WHAT IS ASKED:
Check each line of the records below and collect those holding "quickly".
□ □ □ □ □ □ □
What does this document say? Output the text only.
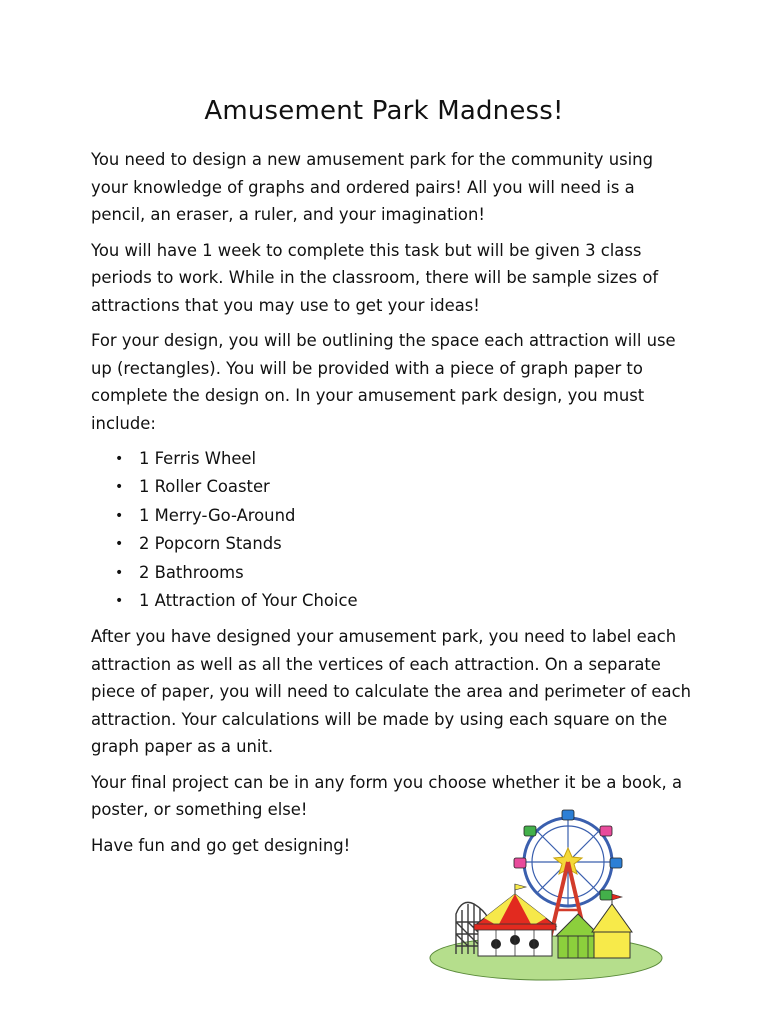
Amusement Park Madness!

You need to design a new amusement park for the community using your knowledge of graphs and ordered pairs! All you will need is a pencil, an eraser, a ruler, and your imagination!

You will have 1 week to complete this task but will be given 3 class periods to work. While in the classroom, there will be sample sizes of attractions that you may use to get your ideas!

For your design, you will be outlining the space each attraction will use up (rectangles). You will be provided with a piece of graph paper to complete the design on. In your amusement park design, you must include:

• 1 Ferris Wheel
• 1 Roller Coaster
• 1 Merry-Go-Around
• 2 Popcorn Stands
• 2 Bathrooms
• 1 Attraction of Your Choice

After you have designed your amusement park, you need to label each attraction as well as all the vertices of each attraction. On a separate piece of paper, you will need to calculate the area and perimeter of each attraction. Your calculations will be made by using each square on the graph paper as a unit.

Your final project can be in any form you choose whether it be a book, a poster, or something else!

Have fun and go get designing!
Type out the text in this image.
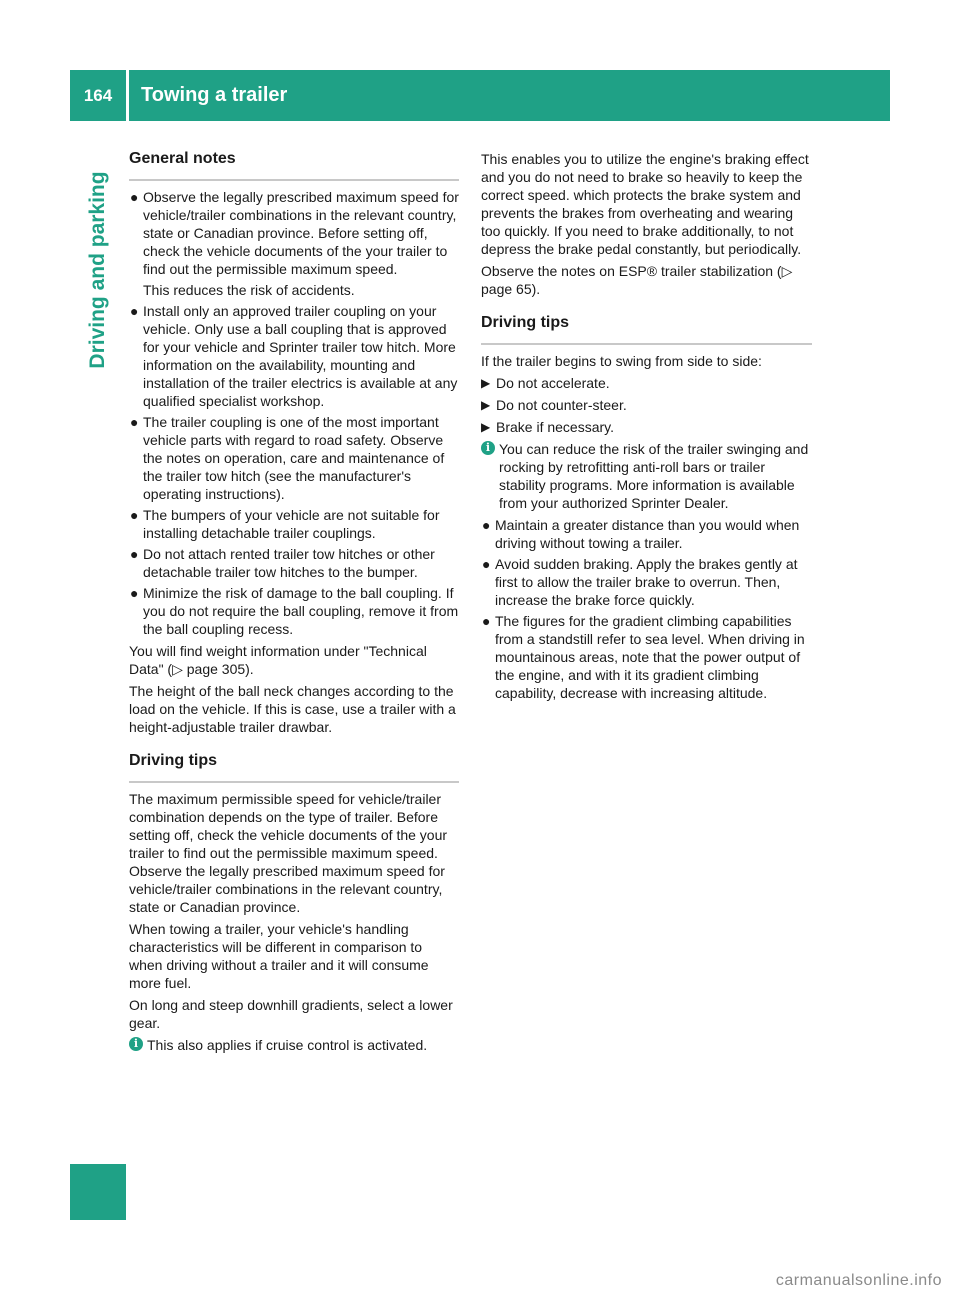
164	Towing a trailer
Driving and parking
General notes
● Observe the legally prescribed maximum speed for vehicle/trailer combinations in the relevant country, state or Canadian province. Before setting off, check the vehicle documents of the your trailer to find out the permissible maximum speed.

This reduces the risk of accidents.

● Install only an approved trailer coupling on your vehicle. Only use a ball coupling that is approved for your vehicle and Sprinter trailer tow hitch. More information on the availability, mounting and installation of the trailer electrics is available at any qualified specialist workshop.

● The trailer coupling is one of the most important vehicle parts with regard to road safety. Observe the notes on operation, care and maintenance of the trailer tow hitch (see the manufacturer's operating instructions).

● The bumpers of your vehicle are not suitable for installing detachable trailer couplings.

● Do not attach rented trailer tow hitches or other detachable trailer tow hitches to the bumper.

● Minimize the risk of damage to the ball coupling. If you do not require the ball coupling, remove it from the ball coupling recess.

You will find weight information under "Technical Data" (▷ page 305).

The height of the ball neck changes according to the load on the vehicle. If this is case, use a trailer with a height-adjustable trailer drawbar.

Driving tips

The maximum permissible speed for vehicle/trailer combination depends on the type of trailer. Before setting off, check the vehicle documents of the your trailer to find out the permissible maximum speed. Observe the legally prescribed maximum speed for vehicle/trailer combinations in the relevant country, state or Canadian province.

When towing a trailer, your vehicle's handling characteristics will be different in comparison to when driving without a trailer and it will consume more fuel.

On long and steep downhill gradients, select a lower gear.

i This also applies if cruise control is activated.

This enables you to utilize the engine's braking effect and you do not need to brake so heavily to keep the correct speed. which protects the brake system and prevents the brakes from overheating and wearing too quickly. If you need to brake additionally, to not depress the brake pedal constantly, but periodically.

Observe the notes on ESP® trailer stabilization (▷ page 65).

Driving tips

If the trailer begins to swing from side to side:

▶ Do not accelerate.
▶ Do not counter-steer.
▶ Brake if necessary.
i You can reduce the risk of the trailer swinging and rocking by retrofitting anti-roll bars or trailer stability programs. More information is available from your authorized Sprinter Dealer.
● Maintain a greater distance than you would when driving without towing a trailer.

● Avoid sudden braking. Apply the brakes gently at first to allow the trailer brake to overrun. Then, increase the brake force quickly.

● The figures for the gradient climbing capabilities from a standstill refer to sea level. When driving in mountainous areas, note that the power output of the engine, and with it its gradient climbing capability, decrease with increasing altitude.

carmanualsonline.info
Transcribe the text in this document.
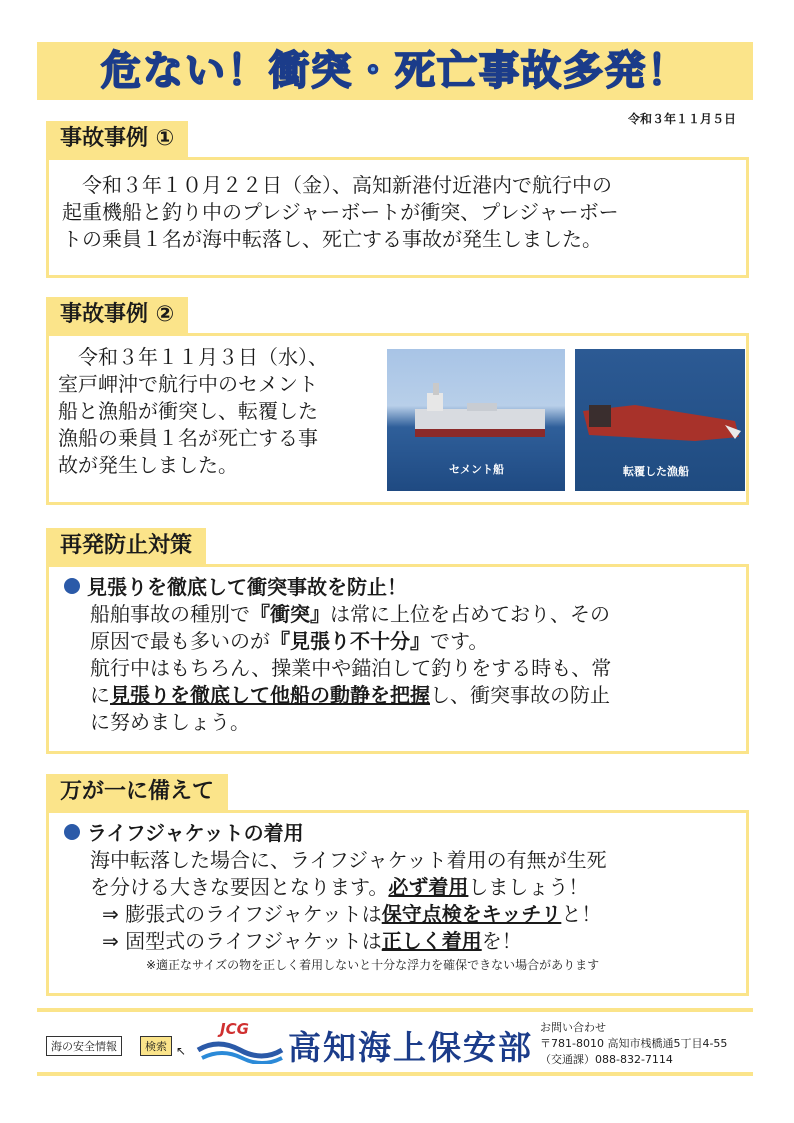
危ない！衝突・死亡事故多発！
令和３年１１月５日
事故事例 ①
　令和３年１０月２２日（金）、高知新港付近港内で航行中の
起重機船と釣り中のプレジャーボートが衝突、プレジャーボー
トの乗員１名が海中転落し、死亡する事故が発生しました。
事故事例 ②
　令和３年１１月３日（水）、
室戸岬沖で航行中のセメント
船と漁船が衝突し、転覆した
漁船の乗員１名が死亡する事
故が発生しました。	セメント船	転覆した漁船
再発防止対策
見張りを徹底して衝突事故を防止！
船舶事故の種別で『衝突』は常に上位を占めており、その
原因で最も多いのが『見張り不十分』です。
航行中はもちろん、操業中や錨泊して釣りをする時も、常
に見張りを徹底して他船の動静を把握し、衝突事故の防止
に努めましょう。
万が一に備えて
ライフジャケットの着用
海中転落した場合に、ライフジャケット着用の有無が生死
を分ける大きな要因となります。必ず着用しましょう！
⇒ 膨張式のライフジャケットは保守点検をキッチリと！
⇒ 固型式のライフジャケットは正しく着用を！
※適正なサイズの物を正しく着用しないと十分な浮力を確保できない場合があります
海の安全情報	検索 ↖
JCG 高知海上保安部
お問い合わせ
〒781-8010 高知市桟橋通5丁目4-55
（交通課）088-832-7114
□ □ □ □ □ □ □
TASK RESPONSE:
This enables you to utilize the engine's braking effect and you do not need to brake so heavily to keep the correct speed. which protects the brake system and prevents the brakes from overheating and wearing too quickly. If you need to brake additionally, to not depress the brake pedal constantly, but periodically.
● Avoid sudden braking. Apply the brakes gently at first to allow the trailer brake to overrun. Then, increase the brake force quickly.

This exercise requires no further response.